The request: Return, word for word, every line that follows.

Dataset extract:
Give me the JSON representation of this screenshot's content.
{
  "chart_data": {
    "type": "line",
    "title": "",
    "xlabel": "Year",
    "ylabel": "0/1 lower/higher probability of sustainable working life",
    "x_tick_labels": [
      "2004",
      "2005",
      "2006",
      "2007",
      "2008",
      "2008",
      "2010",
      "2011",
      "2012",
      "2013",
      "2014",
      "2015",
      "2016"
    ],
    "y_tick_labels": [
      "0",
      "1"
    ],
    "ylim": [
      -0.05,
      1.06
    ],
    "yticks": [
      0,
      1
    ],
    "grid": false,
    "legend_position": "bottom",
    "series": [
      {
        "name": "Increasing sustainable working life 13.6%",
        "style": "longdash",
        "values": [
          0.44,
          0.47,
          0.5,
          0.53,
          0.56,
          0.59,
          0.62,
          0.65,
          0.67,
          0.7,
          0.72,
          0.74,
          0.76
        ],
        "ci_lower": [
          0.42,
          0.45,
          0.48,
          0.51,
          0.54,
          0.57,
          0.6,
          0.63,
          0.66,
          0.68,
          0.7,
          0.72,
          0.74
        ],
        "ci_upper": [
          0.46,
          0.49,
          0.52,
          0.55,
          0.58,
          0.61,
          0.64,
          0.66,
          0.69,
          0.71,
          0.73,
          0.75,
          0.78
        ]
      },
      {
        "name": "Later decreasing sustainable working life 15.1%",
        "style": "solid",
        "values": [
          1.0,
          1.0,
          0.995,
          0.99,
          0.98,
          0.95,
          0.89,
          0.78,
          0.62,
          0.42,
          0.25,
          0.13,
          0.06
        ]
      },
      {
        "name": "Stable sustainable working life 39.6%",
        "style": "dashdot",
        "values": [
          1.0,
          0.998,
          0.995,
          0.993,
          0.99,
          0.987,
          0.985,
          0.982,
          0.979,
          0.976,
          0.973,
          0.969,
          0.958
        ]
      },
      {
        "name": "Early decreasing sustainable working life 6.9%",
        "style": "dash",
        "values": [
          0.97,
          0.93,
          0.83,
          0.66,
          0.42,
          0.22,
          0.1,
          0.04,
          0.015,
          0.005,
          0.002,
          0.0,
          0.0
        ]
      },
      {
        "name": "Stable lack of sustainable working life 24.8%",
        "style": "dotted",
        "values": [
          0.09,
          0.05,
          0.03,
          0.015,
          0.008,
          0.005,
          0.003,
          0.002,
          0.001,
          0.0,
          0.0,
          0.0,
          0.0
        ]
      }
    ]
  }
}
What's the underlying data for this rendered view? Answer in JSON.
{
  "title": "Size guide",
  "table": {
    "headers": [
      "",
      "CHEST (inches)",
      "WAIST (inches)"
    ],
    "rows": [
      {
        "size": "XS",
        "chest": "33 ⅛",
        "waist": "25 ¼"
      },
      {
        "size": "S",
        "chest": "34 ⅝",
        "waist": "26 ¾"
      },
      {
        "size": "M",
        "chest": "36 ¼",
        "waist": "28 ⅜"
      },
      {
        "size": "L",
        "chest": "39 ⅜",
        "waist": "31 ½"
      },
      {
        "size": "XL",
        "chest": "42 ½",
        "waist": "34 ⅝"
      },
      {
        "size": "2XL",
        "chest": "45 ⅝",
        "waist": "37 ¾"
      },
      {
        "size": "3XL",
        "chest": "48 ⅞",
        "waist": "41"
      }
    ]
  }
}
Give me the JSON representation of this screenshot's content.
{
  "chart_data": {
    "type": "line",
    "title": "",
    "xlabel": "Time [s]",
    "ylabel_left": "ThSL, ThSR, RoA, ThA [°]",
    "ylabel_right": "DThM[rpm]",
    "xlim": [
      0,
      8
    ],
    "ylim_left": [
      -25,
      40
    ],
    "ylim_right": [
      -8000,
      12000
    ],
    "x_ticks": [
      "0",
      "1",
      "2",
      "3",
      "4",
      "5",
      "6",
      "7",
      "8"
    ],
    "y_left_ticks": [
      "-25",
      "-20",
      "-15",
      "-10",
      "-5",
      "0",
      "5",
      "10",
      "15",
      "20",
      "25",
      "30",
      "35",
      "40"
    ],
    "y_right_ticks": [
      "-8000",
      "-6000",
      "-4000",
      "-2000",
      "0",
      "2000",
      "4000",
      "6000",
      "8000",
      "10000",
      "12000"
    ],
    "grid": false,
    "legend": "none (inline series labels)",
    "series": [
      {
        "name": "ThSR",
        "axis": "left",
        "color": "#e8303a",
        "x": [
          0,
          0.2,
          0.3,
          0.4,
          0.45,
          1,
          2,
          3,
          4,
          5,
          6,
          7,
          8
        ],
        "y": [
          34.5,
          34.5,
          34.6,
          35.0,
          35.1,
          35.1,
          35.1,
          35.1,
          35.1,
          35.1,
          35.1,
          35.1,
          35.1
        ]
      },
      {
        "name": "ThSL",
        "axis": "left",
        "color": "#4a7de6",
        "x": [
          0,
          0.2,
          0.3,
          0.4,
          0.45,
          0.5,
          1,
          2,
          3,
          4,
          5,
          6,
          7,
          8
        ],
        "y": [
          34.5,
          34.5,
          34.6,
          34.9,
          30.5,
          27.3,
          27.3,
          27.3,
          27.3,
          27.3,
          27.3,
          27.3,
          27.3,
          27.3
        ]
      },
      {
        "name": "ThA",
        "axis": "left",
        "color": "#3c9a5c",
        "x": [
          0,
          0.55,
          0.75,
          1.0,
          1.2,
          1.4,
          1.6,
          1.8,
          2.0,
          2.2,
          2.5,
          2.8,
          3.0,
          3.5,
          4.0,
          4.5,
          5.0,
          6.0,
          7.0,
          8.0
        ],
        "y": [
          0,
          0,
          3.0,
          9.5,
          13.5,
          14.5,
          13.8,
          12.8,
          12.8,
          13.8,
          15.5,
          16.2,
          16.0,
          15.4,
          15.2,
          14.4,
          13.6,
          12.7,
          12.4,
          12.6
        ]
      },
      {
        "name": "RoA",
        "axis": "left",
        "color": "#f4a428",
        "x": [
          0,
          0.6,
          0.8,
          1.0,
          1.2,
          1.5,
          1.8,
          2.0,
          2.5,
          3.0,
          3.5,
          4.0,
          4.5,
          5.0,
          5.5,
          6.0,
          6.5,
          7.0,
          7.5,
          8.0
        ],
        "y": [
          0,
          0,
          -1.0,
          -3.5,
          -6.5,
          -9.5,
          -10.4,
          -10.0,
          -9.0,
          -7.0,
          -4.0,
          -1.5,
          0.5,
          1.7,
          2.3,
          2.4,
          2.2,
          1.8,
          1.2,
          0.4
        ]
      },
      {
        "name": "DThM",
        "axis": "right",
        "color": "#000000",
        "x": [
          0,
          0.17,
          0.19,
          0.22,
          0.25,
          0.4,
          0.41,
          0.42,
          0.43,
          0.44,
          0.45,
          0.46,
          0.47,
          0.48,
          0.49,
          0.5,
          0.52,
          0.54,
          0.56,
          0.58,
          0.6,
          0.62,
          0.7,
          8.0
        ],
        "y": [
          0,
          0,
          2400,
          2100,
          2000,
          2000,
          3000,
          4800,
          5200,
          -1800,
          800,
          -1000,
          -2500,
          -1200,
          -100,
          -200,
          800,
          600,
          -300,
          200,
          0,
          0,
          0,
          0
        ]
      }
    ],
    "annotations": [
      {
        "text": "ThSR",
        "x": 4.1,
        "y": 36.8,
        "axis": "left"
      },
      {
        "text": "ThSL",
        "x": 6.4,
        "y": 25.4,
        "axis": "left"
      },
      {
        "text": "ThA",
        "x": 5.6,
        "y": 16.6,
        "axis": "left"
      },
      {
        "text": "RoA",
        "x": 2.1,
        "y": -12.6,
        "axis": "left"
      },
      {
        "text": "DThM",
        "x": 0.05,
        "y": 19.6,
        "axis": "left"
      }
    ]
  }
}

Solved exercise:
Give me the JSON representation of this screenshot's content.
{
  "chart_data": {
    "type": "line",
    "title": "",
    "xlabel": "Year",
    "ylabel": "0/1 lower/higher probability of sustainable working life",
    "x_tick_labels": [
      "2004",
      "2005",
      "2006",
      "2007",
      "2008",
      "2008",
      "2010",
      "2011",
      "2012",
      "2013",
      "2014",
      "2015",
      "2016"
    ],
    "y_tick_labels": [
      "0",
      "1"
    ],
    "ylim": [
      -0.05,
      1.06
    ],
    "yticks": [
      0,
      1
    ],
    "grid": false,
    "legend_position": "bottom",
    "series": [
      {
        "name": "Increasing sustainable working life 13.6%",
        "style": "longdash",
        "values": [
          0.44,
          0.47,
          0.5,
          0.53,
          0.56,
          0.59,
          0.62,
          0.65,
          0.67,
          0.7,
          0.72,
          0.74,
          0.76
        ],
        "ci_lower": [
          0.42,
          0.45,
          0.48,
          0.51,
          0.54,
          0.57,
          0.6,
          0.63,
          0.66,
          0.68,
          0.7,
          0.72,
          0.74
        ],
        "ci_upper": [
          0.46,
          0.49,
          0.52,
          0.55,
          0.58,
          0.61,
          0.64,
          0.66,
          0.69,
          0.71,
          0.73,
          0.75,
          0.78
        ]
      },
      {
        "name": "Later decreasing sustainable working life 15.1%",
        "style": "solid",
        "values": [
          1.0,
          1.0,
          0.995,
          0.99,
          0.98,
          0.95,
          0.89,
          0.78,
          0.62,
          0.42,
          0.25,
          0.13,
          0.06
        ]
      },
      {
        "name": "Stable sustainable working life 39.6%",
        "style": "dashdot",
        "values": [
          1.0,
          0.998,
          0.995,
          0.993,
          0.99,
          0.987,
          0.985,
          0.982,
          0.979,
          0.976,
          0.973,
          0.969,
          0.958
        ]
      },
      {
        "name": "Early decreasing sustainable working life 6.9%",
        "style": "dash",
        "values": [
          0.97,
          0.93,
          0.83,
          0.66,
          0.42,
          0.22,
          0.1,
          0.04,
          0.015,
          0.005,
          0.002,
          0.0,
          0.0
        ]
      },
      {
        "name": "Stable lack of sustainable working life 24.8%",
        "style": "dotted",
        "values": [
          0.09,
          0.05,
          0.03,
          0.015,
          0.008,
          0.005,
          0.003,
          0.002,
          0.001,
          0.0,
          0.0,
          0.0,
          0.0
        ]
      }
    ]
  }
}
What's the underlying data for this rendered view? Answer in JSON.
{
  "title": "Size guide",
  "table": {
    "headers": [
      "",
      "CHEST (inches)",
      "WAIST (inches)"
    ],
    "rows": [
      {
        "size": "XS",
        "chest": "33 ⅛",
        "waist": "25 ¼"
      },
      {
        "size": "S",
        "chest": "34 ⅝",
        "waist": "26 ¾"
      },
      {
        "size": "M",
        "chest": "36 ¼",
        "waist": "28 ⅜"
      },
      {
        "size": "L",
        "chest": "39 ⅜",
        "waist": "31 ½"
      },
      {
        "size": "XL",
        "chest": "42 ½",
        "waist": "34 ⅝"
      },
      {
        "size": "2XL",
        "chest": "45 ⅝",
        "waist": "37 ¾"
      },
      {
        "size": "3XL",
        "chest": "48 ⅞",
        "waist": "41"
      }
    ]
  }
}
Give me the JSON representation of this screenshot's content.
{
  "chart_data": {
    "type": "line",
    "title": "",
    "xlabel": "Time [s]",
    "ylabel_left": "ThSL, ThSR, RoA, ThA [°]",
    "ylabel_right": "DThM[rpm]",
    "xlim": [
      0,
      8
    ],
    "ylim_left": [
      -25,
      40
    ],
    "ylim_right": [
      -8000,
      12000
    ],
    "x_ticks": [
      "0",
      "1",
      "2",
      "3",
      "4",
      "5",
      "6",
      "7",
      "8"
    ],
    "y_left_ticks": [
      "-25",
      "-20",
      "-15",
      "-10",
      "-5",
      "0",
      "5",
      "10",
      "15",
      "20",
      "25",
      "30",
      "35",
      "40"
    ],
    "y_right_ticks": [
      "-8000",
      "-6000",
      "-4000",
      "-2000",
      "0",
      "2000",
      "4000",
      "6000",
      "8000",
      "10000",
      "12000"
    ],
    "grid": false,
    "legend": "none (inline series labels)",
    "series": [
      {
        "name": "ThSR",
        "axis": "left",
        "color": "#e8303a",
        "x": [
          0,
          0.2,
          0.3,
          0.4,
          0.45,
          1,
          2,
          3,
          4,
          5,
          6,
          7,
          8
        ],
        "y": [
          34.5,
          34.5,
          34.6,
          35.0,
          35.1,
          35.1,
          35.1,
          35.1,
          35.1,
          35.1,
          35.1,
          35.1,
          35.1
        ]
      },
      {
        "name": "ThSL",
        "axis": "left",
        "color": "#4a7de6",
        "x": [
          0,
          0.2,
          0.3,
          0.4,
          0.45,
          0.5,
          1,
          2,
          3,
          4,
          5,
          6,
          7,
          8
        ],
        "y": [
          34.5,
          34.5,
          34.6,
          34.9,
          30.5,
          27.3,
          27.3,
          27.3,
          27.3,
          27.3,
          27.3,
          27.3,
          27.3,
          27.3
        ]
      },
      {
        "name": "ThA",
        "axis": "left",
        "color": "#3c9a5c",
        "x": [
          0,
          0.55,
          0.75,
          1.0,
          1.2,
          1.4,
          1.6,
          1.8,
          2.0,
          2.2,
          2.5,
          2.8,
          3.0,
          3.5,
          4.0,
          4.5,
          5.0,
          6.0,
          7.0,
          8.0
        ],
        "y": [
          0,
          0,
          3.0,
          9.5,
          13.5,
          14.5,
          13.8,
          12.8,
          12.8,
          13.8,
          15.5,
          16.2,
          16.0,
          15.4,
          15.2,
          14.4,
          13.6,
          12.7,
          12.4,
          12.6
        ]
      },
      {
        "name": "RoA",
        "axis": "left",
        "color": "#f4a428",
        "x": [
          0,
          0.6,
          0.8,
          1.0,
          1.2,
          1.5,
          1.8,
          2.0,
          2.5,
          3.0,
          3.5,
          4.0,
          4.5,
          5.0,
          5.5,
          6.0,
          6.5,
          7.0,
          7.5,
          8.0
        ],
        "y": [
          0,
          0,
          -1.0,
          -3.5,
          -6.5,
          -9.5,
          -10.4,
          -10.0,
          -9.0,
          -7.0,
          -4.0,
          -1.5,
          0.5,
          1.7,
          2.3,
          2.4,
          2.2,
          1.8,
          1.2,
          0.4
        ]
      },
      {
        "name": "DThM",
        "axis": "right",
        "color": "#000000",
        "x": [
          0,
          0.17,
          0.19,
          0.22,
          0.25,
          0.4,
          0.41,
          0.42,
          0.43,
          0.44,
          0.45,
          0.46,
          0.47,
          0.48,
          0.49,
          0.5,
          0.52,
          0.54,
          0.56,
          0.58,
          0.6,
          0.62,
          0.7,
          8.0
        ],
        "y": [
          0,
          0,
          2400,
          2100,
          2000,
          2000,
          3000,
          4800,
          5200,
          -1800,
          800,
          -1000,
          -2500,
          -1200,
          -100,
          -200,
          800,
          600,
          -300,
          200,
          0,
          0,
          0,
          0
        ]
      }
    ],
    "annotations": [
      {
        "text": "ThSR",
        "x": 4.1,
        "y": 36.8,
        "axis": "left"
      },
      {
        "text": "ThSL",
        "x": 6.4,
        "y": 25.4,
        "axis": "left"
      },
      {
        "text": "ThA",
        "x": 5.6,
        "y": 16.6,
        "axis": "left"
      },
      {
        "text": "RoA",
        "x": 2.1,
        "y": -12.6,
        "axis": "left"
      },
      {
        "text": "DThM",
        "x": 0.05,
        "y": 19.6,
        "axis": "left"
      }
    ]
  }
}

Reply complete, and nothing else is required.